-------- Information given

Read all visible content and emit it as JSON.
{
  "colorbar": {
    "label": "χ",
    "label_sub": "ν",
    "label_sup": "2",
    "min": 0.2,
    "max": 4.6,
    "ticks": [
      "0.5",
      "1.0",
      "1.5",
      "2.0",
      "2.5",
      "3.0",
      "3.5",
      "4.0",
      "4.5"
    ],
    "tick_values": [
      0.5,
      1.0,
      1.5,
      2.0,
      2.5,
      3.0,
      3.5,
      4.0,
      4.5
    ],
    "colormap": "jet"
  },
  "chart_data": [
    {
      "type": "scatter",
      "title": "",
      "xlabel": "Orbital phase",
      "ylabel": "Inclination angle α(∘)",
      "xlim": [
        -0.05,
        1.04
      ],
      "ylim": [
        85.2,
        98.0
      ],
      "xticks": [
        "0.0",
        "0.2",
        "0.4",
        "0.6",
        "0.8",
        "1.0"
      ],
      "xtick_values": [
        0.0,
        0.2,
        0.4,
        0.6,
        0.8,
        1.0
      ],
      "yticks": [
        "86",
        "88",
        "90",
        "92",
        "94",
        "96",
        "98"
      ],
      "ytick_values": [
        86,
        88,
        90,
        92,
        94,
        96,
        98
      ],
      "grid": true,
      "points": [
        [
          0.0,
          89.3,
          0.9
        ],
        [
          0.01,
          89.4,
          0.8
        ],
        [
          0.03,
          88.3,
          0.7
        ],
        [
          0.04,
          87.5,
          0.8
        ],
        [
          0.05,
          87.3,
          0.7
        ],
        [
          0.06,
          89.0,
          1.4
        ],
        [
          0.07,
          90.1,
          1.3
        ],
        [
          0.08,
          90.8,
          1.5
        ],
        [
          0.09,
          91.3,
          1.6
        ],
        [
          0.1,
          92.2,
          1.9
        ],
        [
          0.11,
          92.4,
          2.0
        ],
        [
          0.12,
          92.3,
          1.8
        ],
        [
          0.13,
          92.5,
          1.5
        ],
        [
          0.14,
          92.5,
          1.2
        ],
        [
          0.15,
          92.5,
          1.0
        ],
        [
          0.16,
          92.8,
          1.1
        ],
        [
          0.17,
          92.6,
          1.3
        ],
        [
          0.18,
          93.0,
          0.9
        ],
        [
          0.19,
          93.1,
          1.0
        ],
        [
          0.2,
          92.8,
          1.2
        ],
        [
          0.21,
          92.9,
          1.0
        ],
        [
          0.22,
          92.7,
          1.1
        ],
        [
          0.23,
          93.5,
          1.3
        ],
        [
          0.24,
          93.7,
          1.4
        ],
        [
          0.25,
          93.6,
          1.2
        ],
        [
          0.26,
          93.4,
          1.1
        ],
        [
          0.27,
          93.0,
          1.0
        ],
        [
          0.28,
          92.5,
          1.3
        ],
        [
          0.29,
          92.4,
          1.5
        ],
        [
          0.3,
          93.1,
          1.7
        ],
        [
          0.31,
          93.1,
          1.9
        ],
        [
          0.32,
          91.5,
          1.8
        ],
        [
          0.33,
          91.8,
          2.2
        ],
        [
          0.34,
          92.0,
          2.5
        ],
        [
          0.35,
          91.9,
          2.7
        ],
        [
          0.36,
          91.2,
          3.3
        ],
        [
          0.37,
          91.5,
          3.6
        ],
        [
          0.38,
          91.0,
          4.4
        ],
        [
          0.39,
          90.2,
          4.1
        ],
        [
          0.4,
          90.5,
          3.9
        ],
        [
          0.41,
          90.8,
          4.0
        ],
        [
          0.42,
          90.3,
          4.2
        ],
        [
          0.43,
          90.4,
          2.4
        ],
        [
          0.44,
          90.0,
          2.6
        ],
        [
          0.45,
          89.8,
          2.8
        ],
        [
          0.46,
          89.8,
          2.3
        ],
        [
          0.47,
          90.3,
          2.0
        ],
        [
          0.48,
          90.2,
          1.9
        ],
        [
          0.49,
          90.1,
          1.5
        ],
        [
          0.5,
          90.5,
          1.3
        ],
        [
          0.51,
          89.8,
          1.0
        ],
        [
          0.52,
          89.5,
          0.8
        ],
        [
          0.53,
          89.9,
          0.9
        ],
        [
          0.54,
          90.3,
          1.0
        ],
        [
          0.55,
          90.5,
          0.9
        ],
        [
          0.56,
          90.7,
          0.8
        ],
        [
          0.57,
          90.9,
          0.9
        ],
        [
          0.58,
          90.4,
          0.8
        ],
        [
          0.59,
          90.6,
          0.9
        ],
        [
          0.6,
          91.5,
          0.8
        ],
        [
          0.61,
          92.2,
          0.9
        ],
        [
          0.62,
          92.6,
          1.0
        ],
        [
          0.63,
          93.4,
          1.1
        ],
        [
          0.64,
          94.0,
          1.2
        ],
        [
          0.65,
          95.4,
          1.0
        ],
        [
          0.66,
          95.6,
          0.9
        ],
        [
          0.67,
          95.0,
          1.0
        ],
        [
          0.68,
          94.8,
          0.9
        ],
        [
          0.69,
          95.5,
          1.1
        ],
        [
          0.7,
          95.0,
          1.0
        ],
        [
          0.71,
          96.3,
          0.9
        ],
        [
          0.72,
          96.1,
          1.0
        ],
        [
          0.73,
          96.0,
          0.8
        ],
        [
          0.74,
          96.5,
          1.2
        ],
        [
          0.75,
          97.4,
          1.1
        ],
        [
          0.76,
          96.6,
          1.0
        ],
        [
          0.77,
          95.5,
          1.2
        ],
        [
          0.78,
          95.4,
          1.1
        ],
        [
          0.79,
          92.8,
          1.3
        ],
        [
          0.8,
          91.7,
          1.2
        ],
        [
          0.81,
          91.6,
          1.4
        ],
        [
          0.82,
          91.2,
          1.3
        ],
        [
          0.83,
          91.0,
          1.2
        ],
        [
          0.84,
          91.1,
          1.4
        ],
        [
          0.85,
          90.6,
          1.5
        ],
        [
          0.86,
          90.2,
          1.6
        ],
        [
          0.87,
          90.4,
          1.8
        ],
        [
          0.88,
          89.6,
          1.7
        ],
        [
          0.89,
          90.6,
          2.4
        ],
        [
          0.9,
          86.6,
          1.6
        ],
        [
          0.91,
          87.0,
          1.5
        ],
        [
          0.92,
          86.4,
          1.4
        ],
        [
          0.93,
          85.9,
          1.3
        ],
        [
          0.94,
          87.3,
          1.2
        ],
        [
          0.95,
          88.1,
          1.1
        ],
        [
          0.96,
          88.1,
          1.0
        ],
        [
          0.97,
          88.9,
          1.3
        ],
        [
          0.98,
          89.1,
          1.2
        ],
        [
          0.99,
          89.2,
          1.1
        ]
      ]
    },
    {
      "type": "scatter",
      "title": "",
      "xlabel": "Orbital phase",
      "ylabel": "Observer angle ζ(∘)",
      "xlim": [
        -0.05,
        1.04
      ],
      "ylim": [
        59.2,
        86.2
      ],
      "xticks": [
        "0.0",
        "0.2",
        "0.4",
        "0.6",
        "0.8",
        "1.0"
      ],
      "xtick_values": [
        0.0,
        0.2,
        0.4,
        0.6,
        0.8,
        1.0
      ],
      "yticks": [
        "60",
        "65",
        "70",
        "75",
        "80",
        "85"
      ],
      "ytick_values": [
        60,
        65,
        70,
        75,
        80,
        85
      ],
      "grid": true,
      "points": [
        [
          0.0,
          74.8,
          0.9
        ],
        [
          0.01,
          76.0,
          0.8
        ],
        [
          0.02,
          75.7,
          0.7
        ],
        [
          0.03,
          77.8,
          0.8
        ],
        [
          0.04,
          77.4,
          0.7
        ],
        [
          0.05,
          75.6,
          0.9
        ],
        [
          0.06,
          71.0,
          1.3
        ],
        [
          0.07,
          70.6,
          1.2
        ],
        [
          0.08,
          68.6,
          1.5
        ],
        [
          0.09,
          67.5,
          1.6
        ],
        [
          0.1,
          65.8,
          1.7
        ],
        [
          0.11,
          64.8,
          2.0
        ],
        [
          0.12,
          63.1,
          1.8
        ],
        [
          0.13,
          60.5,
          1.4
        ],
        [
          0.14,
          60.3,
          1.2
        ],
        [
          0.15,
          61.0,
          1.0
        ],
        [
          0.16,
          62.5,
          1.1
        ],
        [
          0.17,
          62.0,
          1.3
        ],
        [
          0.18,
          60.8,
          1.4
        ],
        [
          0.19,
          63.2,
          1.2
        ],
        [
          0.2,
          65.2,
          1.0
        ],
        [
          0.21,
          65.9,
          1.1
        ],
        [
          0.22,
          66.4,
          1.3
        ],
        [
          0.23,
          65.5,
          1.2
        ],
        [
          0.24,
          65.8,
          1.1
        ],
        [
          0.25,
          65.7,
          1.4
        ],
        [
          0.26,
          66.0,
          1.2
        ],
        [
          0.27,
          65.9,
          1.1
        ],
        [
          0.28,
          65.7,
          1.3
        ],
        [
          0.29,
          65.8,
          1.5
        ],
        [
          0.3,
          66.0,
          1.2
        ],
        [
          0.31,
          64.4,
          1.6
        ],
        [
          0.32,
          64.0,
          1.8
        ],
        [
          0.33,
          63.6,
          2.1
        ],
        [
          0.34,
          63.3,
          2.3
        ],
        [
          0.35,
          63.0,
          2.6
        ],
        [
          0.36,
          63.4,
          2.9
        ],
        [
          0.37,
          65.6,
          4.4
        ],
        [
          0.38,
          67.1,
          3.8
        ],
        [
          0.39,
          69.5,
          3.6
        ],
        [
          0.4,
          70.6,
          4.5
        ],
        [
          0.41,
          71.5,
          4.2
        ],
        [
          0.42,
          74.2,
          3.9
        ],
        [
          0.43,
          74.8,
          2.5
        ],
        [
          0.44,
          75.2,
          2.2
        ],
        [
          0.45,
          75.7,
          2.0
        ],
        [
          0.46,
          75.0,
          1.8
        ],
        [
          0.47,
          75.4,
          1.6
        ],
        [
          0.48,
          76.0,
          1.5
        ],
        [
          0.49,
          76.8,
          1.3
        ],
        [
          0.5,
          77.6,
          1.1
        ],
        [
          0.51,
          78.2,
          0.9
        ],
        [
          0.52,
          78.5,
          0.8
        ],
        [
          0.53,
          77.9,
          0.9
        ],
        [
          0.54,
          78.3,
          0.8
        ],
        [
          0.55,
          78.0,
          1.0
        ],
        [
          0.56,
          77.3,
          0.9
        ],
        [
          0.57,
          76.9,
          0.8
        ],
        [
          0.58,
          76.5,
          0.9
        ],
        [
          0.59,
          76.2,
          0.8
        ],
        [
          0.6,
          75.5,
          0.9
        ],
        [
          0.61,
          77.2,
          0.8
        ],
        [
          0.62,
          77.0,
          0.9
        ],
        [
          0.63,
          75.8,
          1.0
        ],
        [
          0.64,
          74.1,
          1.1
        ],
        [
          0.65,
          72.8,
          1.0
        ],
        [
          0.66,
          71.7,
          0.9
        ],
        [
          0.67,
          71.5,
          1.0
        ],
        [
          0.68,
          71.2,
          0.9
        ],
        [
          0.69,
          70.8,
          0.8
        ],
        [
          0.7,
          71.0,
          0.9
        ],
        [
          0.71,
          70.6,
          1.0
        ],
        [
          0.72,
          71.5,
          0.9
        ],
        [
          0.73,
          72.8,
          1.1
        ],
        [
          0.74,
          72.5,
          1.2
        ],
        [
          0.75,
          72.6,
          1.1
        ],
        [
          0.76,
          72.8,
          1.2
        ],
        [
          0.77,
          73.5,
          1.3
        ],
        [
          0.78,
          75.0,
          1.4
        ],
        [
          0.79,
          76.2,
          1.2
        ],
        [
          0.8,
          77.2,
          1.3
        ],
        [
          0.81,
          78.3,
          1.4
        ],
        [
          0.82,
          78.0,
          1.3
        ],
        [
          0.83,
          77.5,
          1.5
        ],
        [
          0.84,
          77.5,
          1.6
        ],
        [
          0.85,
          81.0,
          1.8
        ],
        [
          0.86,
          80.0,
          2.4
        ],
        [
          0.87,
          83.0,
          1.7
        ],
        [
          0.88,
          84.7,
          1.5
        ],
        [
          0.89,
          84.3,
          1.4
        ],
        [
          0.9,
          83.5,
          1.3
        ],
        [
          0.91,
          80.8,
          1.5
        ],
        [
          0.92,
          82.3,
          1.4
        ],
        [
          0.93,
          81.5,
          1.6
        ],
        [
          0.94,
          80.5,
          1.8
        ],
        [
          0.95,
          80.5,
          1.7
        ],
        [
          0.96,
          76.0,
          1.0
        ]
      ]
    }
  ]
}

----------------

Short problem:
All lines of the data above that include the word "angle" must be shown.

Solution for this problem:
      "ylabel": "Inclination angle α(∘)",
      "ylabel": "Observer angle ζ(∘)",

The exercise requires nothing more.